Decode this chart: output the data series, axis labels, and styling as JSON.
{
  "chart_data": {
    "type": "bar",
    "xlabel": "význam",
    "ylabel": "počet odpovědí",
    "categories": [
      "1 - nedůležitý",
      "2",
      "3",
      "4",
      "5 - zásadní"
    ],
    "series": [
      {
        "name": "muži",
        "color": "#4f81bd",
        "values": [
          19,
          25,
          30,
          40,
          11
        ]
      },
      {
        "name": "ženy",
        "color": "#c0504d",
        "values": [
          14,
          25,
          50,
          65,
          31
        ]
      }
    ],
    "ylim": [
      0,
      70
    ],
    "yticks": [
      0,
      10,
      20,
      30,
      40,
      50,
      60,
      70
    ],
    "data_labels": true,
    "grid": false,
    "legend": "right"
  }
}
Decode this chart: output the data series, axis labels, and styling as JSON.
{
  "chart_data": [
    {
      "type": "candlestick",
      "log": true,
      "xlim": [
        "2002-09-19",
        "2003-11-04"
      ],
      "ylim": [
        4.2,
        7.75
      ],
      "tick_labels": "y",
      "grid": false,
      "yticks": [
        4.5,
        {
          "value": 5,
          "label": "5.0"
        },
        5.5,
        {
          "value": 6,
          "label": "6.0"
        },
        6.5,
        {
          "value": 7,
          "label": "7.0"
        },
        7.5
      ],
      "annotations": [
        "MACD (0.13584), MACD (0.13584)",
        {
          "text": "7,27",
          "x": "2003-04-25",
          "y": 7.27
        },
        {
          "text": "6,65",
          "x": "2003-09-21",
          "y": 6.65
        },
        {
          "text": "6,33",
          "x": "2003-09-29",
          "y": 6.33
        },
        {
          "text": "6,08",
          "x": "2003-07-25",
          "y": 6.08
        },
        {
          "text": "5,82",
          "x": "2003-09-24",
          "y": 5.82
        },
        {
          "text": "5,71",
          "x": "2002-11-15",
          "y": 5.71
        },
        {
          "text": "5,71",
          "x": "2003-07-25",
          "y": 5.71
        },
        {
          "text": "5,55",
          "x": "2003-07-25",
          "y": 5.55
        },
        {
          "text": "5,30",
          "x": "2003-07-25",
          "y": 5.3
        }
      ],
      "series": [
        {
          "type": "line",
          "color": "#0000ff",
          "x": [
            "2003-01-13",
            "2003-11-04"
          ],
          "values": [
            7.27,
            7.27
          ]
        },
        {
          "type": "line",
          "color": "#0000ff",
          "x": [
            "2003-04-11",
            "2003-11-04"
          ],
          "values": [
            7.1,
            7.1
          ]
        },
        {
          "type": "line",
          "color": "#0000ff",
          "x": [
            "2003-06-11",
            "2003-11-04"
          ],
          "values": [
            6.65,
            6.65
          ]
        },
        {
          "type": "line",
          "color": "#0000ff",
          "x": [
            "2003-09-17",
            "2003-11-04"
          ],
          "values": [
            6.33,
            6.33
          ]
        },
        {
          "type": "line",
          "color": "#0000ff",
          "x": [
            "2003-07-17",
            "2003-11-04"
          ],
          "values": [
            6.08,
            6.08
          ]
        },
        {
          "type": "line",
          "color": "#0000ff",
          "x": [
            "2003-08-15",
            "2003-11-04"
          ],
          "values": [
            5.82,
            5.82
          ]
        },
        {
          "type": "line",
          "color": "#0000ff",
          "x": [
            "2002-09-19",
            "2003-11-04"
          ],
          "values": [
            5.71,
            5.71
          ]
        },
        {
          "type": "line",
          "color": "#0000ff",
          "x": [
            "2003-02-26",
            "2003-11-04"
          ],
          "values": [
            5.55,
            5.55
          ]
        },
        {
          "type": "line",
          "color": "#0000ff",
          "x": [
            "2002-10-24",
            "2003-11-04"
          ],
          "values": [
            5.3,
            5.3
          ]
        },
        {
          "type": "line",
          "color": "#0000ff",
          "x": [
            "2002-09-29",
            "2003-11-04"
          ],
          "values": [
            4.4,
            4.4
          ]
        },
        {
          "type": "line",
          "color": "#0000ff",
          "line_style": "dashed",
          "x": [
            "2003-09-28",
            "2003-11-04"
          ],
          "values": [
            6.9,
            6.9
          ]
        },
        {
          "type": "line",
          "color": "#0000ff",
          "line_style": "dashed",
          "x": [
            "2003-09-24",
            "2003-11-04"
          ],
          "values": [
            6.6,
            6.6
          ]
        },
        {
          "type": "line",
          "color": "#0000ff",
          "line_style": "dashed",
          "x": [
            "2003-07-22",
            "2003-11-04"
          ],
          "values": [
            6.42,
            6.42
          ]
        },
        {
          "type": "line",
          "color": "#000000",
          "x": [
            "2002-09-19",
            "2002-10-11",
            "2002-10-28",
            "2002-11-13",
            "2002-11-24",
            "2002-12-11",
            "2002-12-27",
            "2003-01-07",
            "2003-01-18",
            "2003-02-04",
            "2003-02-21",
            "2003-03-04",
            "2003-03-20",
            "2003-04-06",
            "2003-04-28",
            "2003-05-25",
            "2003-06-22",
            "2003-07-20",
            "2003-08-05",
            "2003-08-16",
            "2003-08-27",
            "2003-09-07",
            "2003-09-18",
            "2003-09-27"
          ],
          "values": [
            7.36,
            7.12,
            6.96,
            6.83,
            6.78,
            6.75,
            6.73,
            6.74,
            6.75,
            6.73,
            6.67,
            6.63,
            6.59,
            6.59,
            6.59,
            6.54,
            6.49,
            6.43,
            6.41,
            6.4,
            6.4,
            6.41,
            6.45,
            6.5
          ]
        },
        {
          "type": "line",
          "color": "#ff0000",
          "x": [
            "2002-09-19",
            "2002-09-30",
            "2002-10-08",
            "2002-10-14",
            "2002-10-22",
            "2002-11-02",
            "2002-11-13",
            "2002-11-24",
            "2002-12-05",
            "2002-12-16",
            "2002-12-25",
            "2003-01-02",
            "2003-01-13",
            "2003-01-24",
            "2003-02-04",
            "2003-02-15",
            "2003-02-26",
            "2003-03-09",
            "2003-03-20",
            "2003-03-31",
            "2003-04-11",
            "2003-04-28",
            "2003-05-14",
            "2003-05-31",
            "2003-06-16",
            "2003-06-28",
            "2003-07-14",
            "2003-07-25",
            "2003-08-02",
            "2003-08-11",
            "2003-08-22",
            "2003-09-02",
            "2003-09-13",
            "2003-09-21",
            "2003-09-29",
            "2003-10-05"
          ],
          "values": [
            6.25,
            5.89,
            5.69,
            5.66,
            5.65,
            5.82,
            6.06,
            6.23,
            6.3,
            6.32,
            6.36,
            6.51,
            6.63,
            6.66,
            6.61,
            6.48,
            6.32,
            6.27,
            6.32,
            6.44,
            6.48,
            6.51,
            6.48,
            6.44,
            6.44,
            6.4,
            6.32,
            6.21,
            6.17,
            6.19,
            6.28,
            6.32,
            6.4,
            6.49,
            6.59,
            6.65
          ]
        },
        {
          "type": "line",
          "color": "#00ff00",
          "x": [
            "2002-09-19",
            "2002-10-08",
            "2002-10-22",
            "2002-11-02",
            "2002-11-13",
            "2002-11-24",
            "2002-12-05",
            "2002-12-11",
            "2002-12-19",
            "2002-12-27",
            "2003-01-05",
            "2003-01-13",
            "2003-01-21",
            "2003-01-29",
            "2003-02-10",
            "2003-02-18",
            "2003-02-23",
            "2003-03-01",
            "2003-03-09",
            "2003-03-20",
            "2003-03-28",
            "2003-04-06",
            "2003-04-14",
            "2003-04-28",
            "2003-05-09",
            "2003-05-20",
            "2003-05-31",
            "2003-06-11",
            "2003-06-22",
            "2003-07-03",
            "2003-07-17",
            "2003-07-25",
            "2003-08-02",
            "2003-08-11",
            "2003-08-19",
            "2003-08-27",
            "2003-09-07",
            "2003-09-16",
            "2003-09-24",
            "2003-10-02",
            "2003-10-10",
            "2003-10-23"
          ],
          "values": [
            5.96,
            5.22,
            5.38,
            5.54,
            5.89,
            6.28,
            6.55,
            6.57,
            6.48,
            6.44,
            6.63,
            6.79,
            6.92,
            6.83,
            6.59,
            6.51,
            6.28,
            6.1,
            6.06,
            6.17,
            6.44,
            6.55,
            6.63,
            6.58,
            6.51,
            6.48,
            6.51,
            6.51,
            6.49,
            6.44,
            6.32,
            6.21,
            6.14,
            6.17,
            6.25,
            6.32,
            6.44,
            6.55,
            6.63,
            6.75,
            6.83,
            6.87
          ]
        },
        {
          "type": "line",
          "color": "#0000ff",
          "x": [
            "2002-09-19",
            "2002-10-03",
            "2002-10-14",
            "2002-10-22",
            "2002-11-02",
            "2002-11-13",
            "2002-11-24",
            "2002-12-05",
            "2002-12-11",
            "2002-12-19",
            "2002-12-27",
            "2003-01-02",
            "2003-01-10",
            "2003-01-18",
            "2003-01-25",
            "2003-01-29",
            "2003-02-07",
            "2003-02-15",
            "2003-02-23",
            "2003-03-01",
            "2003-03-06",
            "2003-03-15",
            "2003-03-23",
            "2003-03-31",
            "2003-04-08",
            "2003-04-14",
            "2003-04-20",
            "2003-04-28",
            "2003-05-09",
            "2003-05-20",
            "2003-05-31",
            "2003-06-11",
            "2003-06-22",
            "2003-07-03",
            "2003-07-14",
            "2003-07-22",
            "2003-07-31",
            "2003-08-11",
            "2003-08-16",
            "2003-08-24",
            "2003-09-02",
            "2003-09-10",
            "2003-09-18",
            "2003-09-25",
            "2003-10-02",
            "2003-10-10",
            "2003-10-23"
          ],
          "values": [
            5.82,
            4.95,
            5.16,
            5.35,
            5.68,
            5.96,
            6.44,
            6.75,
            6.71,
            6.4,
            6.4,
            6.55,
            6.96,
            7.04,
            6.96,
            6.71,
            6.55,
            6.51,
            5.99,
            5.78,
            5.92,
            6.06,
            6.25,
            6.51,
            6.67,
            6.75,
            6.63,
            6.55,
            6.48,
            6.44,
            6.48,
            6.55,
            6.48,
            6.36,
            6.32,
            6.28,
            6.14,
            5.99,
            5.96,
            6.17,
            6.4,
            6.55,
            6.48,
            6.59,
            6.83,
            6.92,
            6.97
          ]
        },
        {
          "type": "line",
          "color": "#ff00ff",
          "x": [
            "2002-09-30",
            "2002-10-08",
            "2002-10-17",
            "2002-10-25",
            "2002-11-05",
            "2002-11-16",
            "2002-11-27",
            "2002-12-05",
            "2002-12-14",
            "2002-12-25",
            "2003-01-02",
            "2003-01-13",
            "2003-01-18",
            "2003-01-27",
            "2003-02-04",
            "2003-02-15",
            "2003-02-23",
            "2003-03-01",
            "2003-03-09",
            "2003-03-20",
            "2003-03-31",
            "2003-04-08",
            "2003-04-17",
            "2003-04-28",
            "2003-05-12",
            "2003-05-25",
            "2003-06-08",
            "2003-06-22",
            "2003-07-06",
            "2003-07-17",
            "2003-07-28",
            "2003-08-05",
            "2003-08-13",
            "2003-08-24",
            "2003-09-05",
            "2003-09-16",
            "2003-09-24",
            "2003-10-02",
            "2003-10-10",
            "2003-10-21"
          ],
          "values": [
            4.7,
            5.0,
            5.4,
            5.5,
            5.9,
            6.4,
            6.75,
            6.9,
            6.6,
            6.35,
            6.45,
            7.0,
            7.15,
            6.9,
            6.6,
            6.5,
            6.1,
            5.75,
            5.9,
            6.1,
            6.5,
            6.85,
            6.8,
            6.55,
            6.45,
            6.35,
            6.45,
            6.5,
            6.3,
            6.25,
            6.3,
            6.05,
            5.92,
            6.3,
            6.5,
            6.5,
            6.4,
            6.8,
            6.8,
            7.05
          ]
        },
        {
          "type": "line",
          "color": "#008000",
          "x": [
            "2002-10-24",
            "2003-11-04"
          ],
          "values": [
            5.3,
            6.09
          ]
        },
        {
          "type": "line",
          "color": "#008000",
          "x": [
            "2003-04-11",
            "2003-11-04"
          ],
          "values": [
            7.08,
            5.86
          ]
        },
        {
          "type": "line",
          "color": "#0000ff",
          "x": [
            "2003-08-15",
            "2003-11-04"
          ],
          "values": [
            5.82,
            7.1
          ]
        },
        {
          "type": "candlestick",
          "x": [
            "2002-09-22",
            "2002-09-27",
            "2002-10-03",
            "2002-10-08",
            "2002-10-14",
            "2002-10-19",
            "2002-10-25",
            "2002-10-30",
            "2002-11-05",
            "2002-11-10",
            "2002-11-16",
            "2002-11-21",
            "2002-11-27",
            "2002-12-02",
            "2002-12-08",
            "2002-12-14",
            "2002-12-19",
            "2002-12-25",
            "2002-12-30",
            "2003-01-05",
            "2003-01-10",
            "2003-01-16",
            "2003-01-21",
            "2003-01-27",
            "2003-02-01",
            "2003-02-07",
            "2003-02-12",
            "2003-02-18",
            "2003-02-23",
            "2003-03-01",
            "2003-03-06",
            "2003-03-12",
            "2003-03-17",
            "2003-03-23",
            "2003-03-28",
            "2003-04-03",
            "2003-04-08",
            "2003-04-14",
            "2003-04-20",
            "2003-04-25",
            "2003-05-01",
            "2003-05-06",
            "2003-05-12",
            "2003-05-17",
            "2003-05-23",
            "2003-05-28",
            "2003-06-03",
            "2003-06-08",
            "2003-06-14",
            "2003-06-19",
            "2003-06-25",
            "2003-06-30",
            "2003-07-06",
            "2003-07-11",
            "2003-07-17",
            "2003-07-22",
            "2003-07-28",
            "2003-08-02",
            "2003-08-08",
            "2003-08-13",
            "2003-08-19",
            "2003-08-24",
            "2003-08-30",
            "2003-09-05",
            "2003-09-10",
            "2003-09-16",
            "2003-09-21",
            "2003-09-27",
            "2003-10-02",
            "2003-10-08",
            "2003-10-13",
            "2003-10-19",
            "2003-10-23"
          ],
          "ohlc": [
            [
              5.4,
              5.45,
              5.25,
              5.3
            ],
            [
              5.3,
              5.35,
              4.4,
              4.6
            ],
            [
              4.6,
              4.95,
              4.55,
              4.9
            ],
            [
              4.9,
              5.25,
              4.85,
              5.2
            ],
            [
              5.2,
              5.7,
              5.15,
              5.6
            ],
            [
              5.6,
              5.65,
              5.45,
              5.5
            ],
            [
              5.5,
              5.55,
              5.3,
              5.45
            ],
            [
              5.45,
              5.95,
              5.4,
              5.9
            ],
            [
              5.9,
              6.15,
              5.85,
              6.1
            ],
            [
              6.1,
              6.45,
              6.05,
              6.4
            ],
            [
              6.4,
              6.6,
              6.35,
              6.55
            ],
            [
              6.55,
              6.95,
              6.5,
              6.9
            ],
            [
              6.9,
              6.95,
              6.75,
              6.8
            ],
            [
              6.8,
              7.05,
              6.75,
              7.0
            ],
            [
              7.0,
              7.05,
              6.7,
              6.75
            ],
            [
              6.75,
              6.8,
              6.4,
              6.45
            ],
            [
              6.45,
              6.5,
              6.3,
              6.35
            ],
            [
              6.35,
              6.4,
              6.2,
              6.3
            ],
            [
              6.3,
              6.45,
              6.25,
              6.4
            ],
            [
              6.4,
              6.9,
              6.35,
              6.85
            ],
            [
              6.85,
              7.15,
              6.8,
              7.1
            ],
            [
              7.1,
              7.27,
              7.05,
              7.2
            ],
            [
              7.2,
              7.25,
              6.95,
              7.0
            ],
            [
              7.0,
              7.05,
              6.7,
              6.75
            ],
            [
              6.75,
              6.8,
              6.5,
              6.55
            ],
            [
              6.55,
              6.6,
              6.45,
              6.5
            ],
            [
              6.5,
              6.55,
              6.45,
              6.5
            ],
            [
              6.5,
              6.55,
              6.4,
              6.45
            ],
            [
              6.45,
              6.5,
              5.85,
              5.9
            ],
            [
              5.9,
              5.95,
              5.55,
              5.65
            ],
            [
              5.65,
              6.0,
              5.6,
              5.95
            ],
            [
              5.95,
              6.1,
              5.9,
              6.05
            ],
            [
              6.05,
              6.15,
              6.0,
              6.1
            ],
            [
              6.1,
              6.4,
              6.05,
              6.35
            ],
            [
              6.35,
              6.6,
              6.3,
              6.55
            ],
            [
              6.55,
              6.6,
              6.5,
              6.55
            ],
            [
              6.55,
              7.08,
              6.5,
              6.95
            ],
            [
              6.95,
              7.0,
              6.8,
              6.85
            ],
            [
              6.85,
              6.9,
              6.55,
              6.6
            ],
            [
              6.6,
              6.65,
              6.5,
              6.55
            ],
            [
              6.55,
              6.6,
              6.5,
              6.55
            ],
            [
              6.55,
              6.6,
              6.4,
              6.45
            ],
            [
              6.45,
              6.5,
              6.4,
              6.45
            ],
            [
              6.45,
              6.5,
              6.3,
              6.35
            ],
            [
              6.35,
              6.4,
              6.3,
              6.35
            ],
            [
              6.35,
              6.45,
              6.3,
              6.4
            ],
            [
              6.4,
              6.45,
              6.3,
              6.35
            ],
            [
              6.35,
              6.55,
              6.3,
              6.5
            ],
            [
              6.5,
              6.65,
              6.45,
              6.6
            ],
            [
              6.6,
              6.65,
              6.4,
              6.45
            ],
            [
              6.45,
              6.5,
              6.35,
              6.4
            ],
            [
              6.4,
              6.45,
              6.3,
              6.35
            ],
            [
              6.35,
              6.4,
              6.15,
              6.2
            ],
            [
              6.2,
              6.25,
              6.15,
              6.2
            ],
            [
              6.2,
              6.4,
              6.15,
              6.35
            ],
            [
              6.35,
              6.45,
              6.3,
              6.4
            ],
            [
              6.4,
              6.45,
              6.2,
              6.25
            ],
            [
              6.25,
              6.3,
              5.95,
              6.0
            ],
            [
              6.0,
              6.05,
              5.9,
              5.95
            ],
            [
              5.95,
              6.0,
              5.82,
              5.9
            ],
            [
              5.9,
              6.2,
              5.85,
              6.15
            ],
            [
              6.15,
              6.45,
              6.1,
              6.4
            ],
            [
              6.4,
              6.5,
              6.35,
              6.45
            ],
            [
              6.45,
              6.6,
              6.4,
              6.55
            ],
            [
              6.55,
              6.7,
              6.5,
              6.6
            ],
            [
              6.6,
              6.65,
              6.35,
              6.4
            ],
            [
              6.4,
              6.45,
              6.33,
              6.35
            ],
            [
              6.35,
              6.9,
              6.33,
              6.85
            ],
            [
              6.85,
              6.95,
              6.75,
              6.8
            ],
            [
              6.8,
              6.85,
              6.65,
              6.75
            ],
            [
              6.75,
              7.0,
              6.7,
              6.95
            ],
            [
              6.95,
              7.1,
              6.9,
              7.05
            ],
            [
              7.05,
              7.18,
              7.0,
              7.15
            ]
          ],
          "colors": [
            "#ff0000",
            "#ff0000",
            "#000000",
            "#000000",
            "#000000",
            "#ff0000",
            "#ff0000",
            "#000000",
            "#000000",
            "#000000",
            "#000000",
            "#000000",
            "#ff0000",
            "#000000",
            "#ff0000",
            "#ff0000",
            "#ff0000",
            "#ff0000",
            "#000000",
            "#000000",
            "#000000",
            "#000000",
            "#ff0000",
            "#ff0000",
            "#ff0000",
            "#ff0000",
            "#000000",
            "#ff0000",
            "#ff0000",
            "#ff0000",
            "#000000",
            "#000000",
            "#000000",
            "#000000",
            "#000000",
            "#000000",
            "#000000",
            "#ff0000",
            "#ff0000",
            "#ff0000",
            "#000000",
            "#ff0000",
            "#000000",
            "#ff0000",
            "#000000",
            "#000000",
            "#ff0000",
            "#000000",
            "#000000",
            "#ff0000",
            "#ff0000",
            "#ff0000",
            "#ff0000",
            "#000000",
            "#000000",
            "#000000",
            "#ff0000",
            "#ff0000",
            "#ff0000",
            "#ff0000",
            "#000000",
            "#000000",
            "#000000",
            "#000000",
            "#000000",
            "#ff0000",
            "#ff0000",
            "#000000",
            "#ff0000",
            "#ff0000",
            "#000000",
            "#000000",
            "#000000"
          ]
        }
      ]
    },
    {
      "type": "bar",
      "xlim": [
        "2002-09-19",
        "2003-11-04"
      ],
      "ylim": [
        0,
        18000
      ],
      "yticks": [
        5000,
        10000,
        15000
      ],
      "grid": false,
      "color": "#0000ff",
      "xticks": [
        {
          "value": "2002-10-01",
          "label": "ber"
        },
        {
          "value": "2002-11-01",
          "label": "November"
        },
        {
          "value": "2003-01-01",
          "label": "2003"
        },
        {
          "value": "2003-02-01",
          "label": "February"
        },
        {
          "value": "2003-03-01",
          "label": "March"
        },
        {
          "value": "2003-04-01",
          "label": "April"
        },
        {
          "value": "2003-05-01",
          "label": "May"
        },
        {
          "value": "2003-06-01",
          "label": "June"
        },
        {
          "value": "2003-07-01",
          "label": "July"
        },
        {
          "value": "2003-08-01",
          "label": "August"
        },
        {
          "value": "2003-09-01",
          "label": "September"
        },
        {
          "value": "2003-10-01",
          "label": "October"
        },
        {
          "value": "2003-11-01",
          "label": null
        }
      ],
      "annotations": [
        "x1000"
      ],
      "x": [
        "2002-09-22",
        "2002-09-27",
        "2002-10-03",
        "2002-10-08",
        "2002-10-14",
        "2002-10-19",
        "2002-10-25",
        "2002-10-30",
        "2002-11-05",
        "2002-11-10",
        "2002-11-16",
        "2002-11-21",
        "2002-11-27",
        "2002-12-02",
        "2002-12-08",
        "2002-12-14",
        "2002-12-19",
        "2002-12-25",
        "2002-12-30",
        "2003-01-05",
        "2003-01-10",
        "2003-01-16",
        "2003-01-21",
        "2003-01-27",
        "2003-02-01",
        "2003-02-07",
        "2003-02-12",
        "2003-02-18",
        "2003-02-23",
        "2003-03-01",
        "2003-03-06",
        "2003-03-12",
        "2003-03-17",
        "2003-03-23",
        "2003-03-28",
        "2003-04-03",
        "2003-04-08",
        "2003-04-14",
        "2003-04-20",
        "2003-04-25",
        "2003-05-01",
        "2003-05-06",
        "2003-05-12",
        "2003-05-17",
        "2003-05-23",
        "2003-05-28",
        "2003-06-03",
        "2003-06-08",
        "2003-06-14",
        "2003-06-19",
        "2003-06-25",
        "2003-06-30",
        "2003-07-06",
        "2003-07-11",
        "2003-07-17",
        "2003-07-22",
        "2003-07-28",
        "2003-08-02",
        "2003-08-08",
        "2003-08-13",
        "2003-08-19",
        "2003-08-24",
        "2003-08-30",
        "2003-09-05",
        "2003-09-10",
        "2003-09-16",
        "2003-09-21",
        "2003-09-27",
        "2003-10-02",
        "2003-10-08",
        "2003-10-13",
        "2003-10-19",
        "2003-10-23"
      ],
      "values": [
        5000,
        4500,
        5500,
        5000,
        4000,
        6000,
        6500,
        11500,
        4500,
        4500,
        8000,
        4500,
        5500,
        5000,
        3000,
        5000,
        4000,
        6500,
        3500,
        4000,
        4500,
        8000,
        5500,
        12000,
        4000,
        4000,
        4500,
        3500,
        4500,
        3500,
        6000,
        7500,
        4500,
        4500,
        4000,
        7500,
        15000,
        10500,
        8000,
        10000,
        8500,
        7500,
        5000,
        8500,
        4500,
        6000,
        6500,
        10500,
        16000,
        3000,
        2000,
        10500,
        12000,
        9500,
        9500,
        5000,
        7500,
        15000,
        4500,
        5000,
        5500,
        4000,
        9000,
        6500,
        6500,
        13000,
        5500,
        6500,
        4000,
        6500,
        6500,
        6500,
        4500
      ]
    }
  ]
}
★ ★ ★
[What is needed]
Each line that has the word "candlestick" counts once. How many such lines are in the data? Give the number alone.

[Task solution]
2